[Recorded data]
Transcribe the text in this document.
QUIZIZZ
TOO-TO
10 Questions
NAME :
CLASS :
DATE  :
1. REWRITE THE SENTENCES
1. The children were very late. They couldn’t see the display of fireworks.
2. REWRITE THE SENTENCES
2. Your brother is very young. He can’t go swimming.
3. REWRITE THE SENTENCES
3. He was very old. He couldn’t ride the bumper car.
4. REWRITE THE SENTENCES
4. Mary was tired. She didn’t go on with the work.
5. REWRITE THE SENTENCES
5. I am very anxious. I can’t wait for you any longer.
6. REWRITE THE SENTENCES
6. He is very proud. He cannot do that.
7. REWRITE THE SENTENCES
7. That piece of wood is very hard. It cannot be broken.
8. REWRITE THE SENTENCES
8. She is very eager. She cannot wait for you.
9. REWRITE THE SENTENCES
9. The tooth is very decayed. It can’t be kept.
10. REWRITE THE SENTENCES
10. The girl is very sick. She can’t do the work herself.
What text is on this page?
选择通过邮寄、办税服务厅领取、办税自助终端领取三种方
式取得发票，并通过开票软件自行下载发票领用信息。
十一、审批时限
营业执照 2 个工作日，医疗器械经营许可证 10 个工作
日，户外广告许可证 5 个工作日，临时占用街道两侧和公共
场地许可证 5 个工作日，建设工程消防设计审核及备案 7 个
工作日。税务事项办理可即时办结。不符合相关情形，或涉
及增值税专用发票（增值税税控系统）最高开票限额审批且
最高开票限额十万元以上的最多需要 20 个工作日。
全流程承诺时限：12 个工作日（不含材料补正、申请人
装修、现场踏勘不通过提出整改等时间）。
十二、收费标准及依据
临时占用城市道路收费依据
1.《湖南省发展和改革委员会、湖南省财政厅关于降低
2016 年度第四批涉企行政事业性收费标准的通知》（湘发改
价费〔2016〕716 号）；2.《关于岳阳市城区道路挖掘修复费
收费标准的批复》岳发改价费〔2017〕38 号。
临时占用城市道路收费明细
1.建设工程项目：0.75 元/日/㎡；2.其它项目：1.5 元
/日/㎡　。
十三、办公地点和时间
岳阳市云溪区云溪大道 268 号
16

▶ OBJECTIVE
Identify each line containing the string "SENTENCES" and copy it out.

▶ EXERCISE ANSWER
1. REWRITE THE SENTENCES
2. REWRITE THE SENTENCES
3. REWRITE THE SENTENCES
4. REWRITE THE SENTENCES
5. REWRITE THE SENTENCES
6. REWRITE THE SENTENCES
7. REWRITE THE SENTENCES
8. REWRITE THE SENTENCES
9. REWRITE THE SENTENCES
10. REWRITE THE SENTENCES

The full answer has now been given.